Your instructions >>
Pull out every line below containing the word "sıralanırken".

Begin Supplied entries

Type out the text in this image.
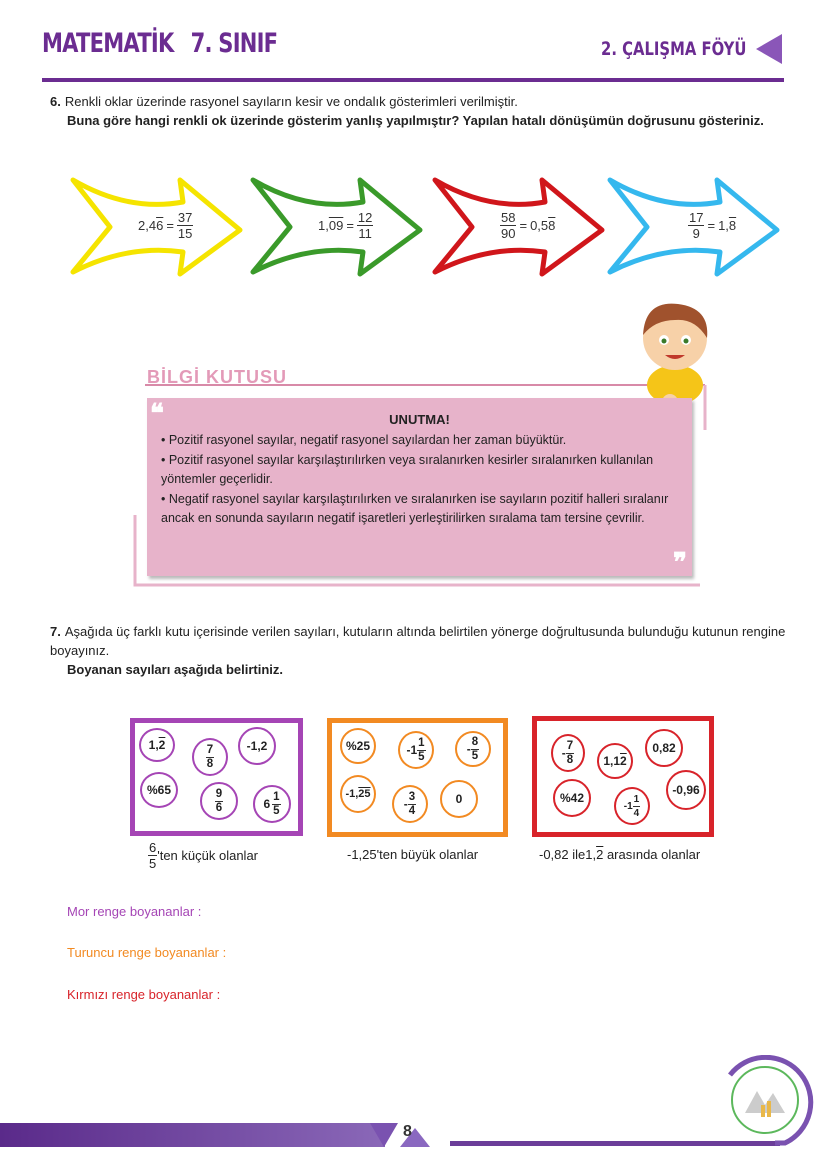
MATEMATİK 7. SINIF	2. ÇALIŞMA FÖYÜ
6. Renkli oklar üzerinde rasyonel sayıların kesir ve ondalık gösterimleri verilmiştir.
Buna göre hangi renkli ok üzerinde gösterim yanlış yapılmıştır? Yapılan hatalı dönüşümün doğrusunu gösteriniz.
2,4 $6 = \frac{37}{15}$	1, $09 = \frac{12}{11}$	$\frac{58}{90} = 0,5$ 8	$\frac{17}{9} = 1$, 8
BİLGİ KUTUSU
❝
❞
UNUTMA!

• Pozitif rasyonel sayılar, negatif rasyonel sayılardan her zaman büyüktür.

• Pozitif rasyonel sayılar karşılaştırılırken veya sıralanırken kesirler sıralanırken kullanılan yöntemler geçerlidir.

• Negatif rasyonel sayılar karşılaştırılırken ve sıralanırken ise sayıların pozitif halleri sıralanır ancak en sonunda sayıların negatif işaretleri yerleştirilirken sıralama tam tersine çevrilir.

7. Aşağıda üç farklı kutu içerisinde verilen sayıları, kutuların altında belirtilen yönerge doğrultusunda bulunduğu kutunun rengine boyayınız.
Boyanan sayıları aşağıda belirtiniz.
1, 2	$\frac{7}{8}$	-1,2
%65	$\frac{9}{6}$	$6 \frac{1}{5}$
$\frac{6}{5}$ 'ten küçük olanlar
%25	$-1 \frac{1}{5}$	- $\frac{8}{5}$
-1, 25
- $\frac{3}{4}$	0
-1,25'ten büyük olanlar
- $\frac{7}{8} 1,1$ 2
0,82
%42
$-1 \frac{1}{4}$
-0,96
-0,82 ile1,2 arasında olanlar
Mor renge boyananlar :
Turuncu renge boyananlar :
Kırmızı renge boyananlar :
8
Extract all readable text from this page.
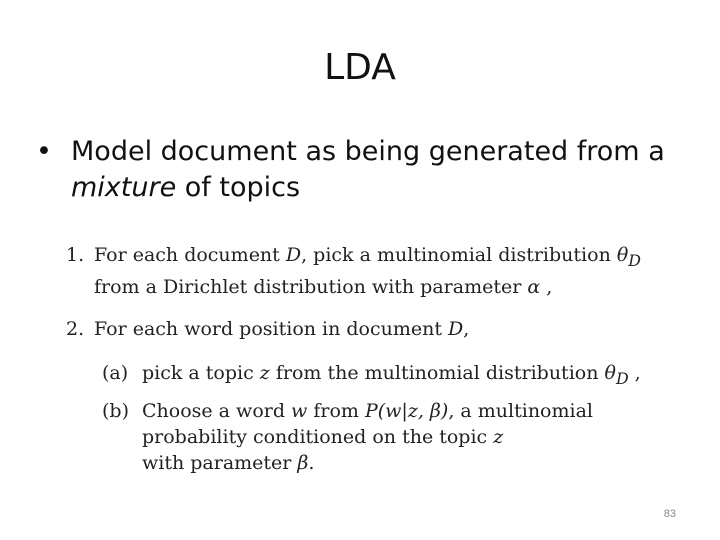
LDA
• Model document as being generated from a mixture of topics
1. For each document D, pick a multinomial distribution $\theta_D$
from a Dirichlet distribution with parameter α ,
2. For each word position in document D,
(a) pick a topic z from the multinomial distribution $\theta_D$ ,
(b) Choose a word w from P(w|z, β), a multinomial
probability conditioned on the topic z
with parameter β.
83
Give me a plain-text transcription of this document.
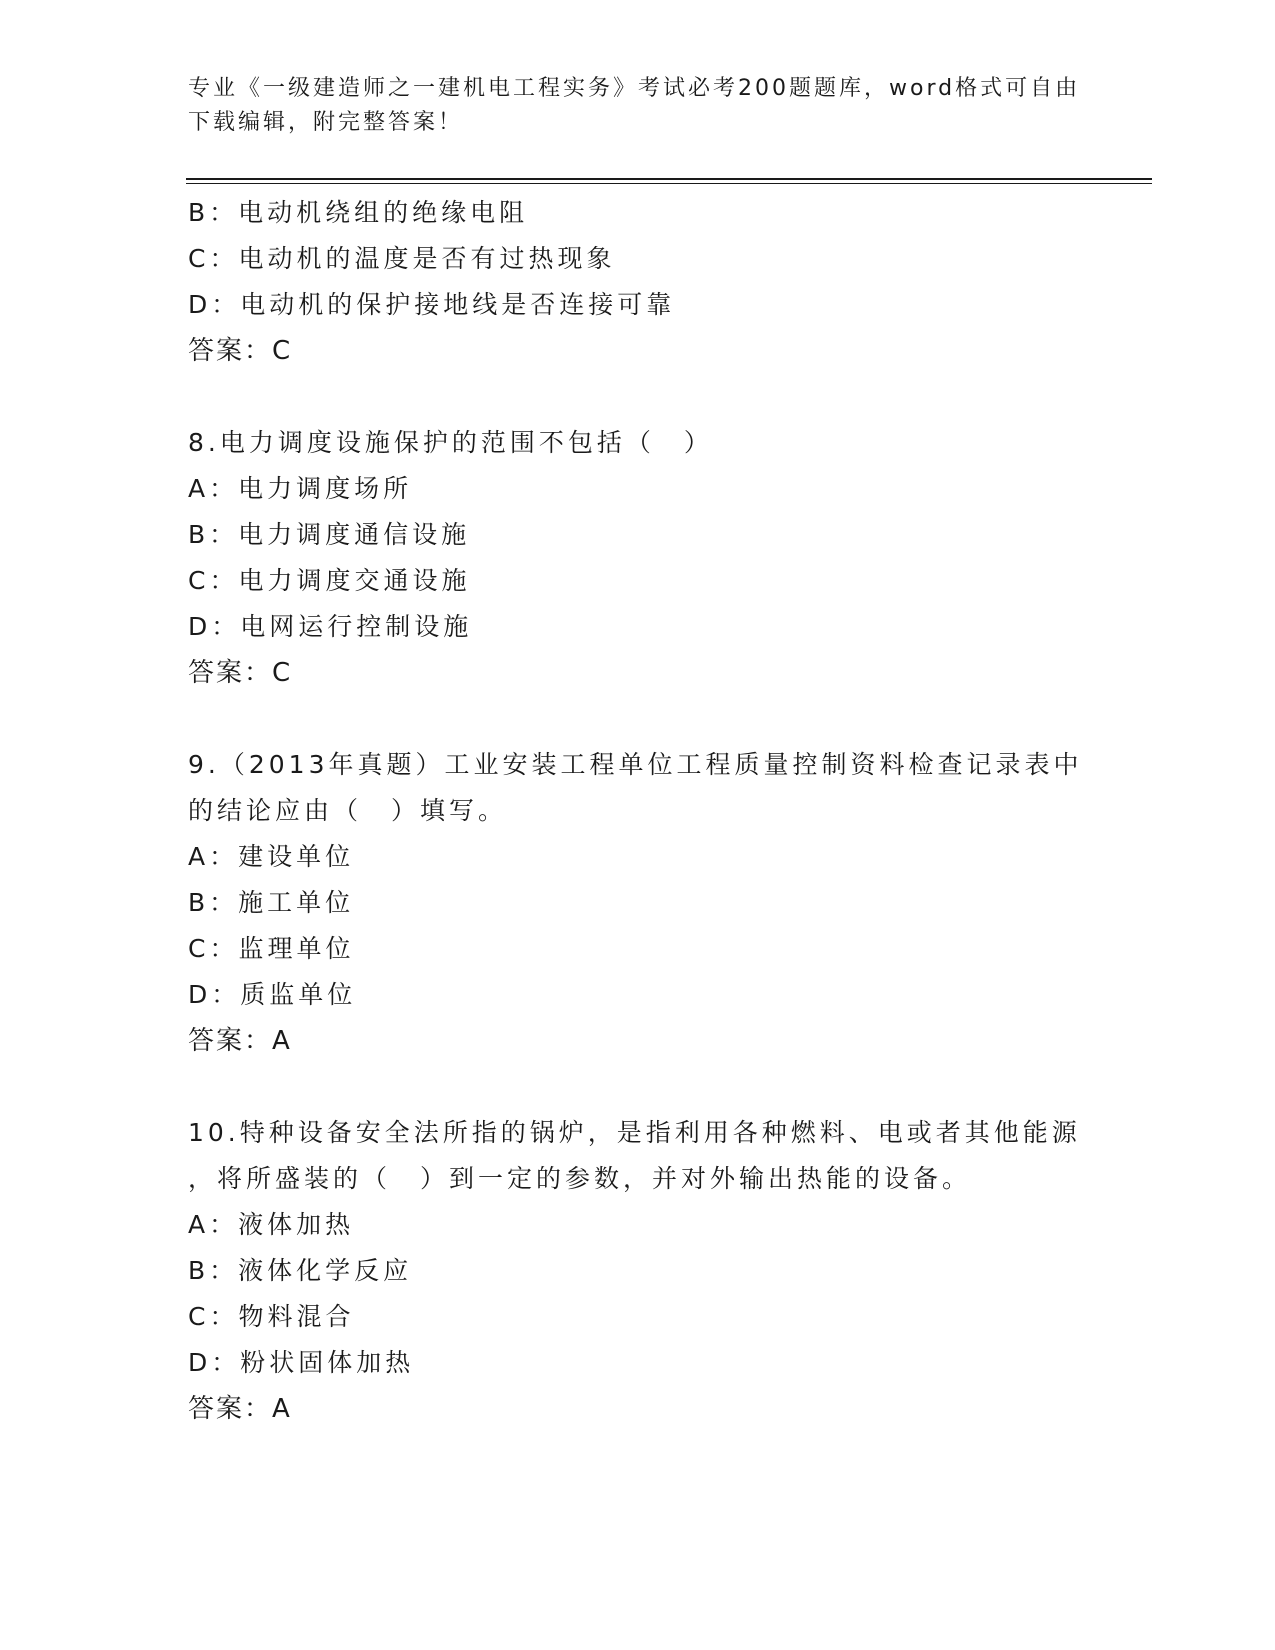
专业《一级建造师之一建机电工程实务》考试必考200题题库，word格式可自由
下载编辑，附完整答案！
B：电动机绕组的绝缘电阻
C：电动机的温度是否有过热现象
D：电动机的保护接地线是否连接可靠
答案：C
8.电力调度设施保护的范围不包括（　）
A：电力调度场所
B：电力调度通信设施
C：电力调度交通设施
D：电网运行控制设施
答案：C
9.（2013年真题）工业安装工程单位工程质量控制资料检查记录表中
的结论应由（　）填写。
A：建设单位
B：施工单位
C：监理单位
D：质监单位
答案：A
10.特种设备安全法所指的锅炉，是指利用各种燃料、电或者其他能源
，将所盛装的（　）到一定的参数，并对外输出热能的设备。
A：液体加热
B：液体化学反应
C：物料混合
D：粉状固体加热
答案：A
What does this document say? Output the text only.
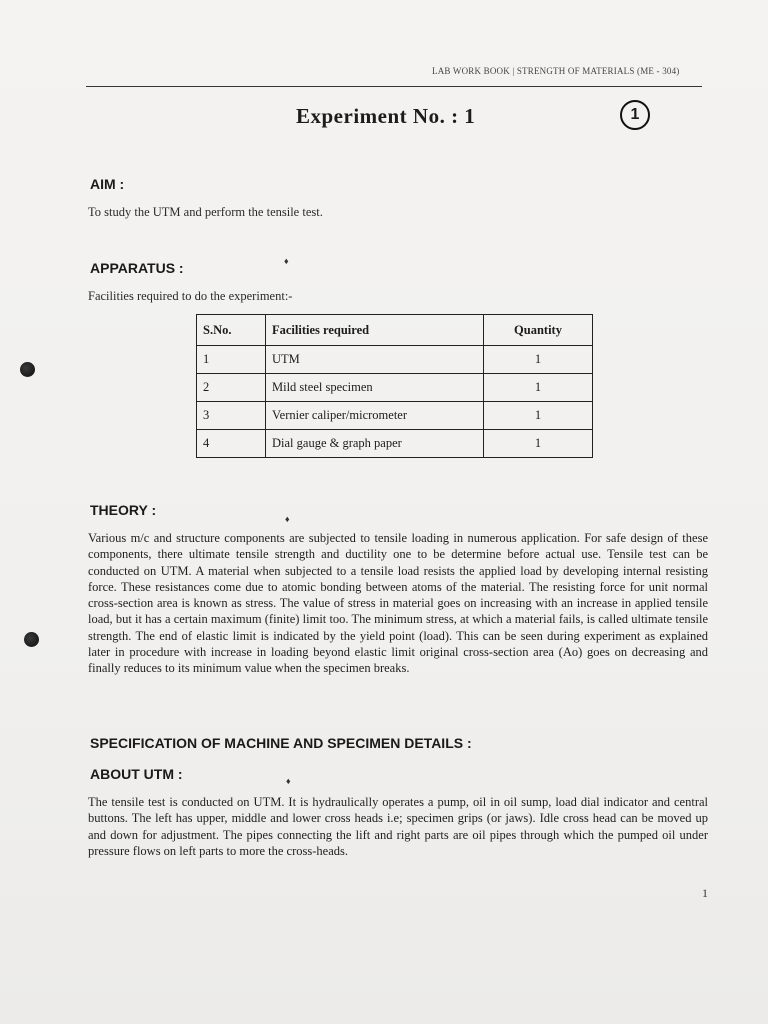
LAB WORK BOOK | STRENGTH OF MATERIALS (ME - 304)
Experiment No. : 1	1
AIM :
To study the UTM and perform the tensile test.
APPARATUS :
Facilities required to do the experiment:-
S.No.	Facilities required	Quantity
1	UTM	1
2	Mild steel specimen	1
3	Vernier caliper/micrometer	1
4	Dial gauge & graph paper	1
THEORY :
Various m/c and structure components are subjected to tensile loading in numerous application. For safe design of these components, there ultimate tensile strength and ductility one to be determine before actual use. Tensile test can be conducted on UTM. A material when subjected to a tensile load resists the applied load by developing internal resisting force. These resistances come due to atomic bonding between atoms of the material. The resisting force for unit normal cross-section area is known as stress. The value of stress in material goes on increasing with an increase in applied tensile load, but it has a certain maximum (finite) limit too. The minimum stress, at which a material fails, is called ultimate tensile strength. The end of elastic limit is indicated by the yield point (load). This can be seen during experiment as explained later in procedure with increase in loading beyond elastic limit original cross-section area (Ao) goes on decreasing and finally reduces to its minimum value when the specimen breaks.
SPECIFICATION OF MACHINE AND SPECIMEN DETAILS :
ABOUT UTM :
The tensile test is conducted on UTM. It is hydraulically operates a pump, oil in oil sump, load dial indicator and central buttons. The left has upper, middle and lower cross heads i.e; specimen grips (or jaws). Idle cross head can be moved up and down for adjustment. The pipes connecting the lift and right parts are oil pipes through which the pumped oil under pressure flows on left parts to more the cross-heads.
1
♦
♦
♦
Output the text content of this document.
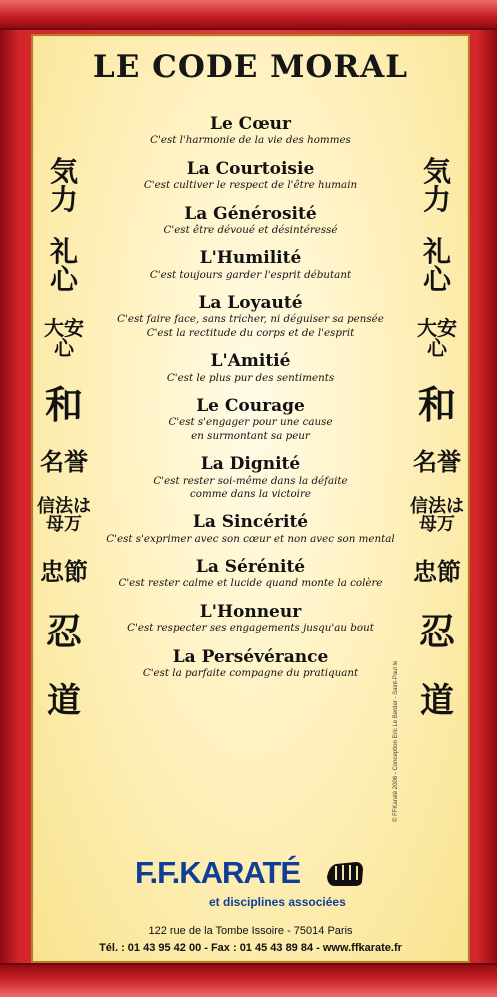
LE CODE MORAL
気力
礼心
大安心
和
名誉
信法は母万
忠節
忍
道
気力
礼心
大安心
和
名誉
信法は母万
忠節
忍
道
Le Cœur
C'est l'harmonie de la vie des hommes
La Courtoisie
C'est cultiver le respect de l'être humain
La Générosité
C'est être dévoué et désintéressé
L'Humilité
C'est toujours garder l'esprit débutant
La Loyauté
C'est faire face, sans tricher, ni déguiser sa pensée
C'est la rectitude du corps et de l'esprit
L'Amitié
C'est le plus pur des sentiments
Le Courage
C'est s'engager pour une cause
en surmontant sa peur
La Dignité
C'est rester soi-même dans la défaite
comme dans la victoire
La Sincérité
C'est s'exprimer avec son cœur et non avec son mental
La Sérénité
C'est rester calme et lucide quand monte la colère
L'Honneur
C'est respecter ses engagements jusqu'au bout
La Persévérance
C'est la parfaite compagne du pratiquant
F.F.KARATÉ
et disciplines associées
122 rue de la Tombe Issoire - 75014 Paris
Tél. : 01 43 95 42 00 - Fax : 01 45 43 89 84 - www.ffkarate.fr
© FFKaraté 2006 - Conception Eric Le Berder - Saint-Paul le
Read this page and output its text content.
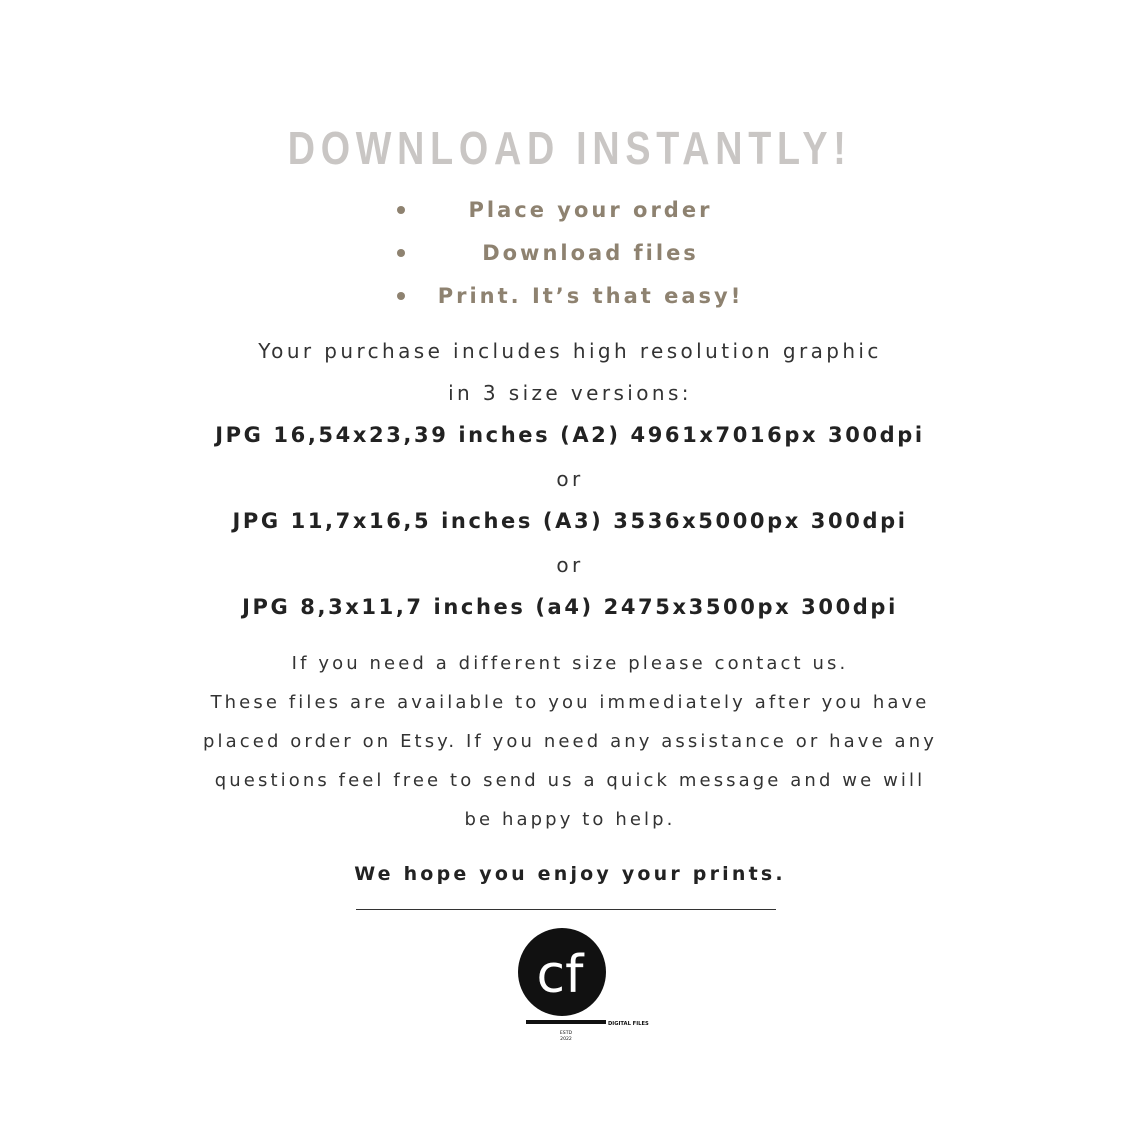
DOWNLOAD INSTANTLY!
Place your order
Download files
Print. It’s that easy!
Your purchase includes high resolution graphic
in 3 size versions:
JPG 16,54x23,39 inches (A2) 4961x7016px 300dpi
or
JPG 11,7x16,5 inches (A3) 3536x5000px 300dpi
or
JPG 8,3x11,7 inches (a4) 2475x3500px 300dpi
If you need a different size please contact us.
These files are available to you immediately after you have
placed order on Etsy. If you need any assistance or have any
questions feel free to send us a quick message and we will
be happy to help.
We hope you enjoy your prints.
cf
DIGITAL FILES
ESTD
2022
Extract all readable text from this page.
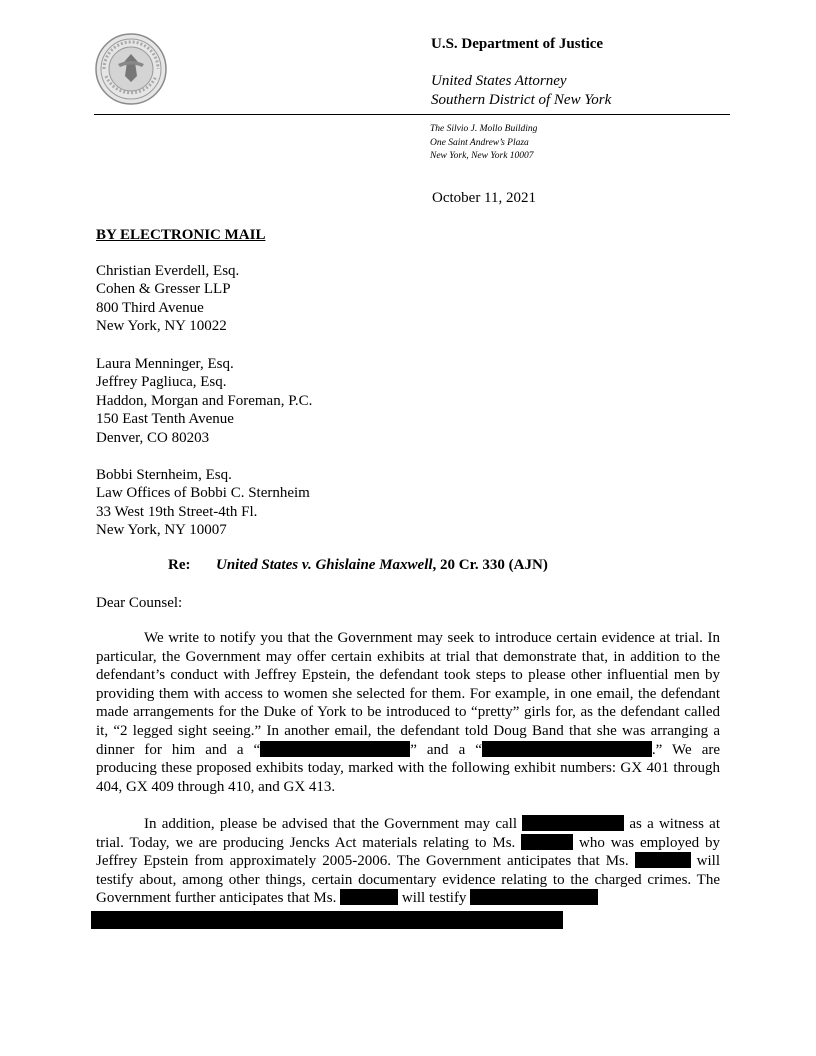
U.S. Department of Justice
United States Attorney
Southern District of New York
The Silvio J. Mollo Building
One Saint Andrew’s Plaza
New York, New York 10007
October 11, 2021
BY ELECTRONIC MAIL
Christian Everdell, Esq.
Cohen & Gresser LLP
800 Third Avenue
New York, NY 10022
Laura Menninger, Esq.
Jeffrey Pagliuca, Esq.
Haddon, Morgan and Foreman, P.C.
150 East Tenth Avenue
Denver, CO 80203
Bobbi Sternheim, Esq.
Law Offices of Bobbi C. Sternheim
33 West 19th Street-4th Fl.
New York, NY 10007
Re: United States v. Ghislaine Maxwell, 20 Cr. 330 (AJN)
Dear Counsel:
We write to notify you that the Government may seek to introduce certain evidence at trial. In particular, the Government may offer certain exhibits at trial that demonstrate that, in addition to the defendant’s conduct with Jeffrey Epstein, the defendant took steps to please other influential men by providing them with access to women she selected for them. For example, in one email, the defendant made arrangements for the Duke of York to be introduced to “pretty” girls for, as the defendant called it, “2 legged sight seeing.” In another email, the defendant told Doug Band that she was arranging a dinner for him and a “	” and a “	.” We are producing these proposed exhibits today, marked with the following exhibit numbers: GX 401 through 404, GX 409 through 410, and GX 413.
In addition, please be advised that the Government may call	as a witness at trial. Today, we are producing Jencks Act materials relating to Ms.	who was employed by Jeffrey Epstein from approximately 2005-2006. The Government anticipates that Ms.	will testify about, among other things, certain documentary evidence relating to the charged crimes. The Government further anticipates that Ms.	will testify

End Supplied entries

Full answer >>
• Pozitif rasyonel sayılar karşılaştırılırken veya sıralanırken kesirler sıralanırken kullanılan yöntemler geçerlidir.
• Negatif rasyonel sayılar karşılaştırılırken ve sıralanırken ise sayıların pozitif halleri sıralanır ancak en sonunda sayıların negatif işaretleri yerleştirilirken sıralama tam tersine çevrilir.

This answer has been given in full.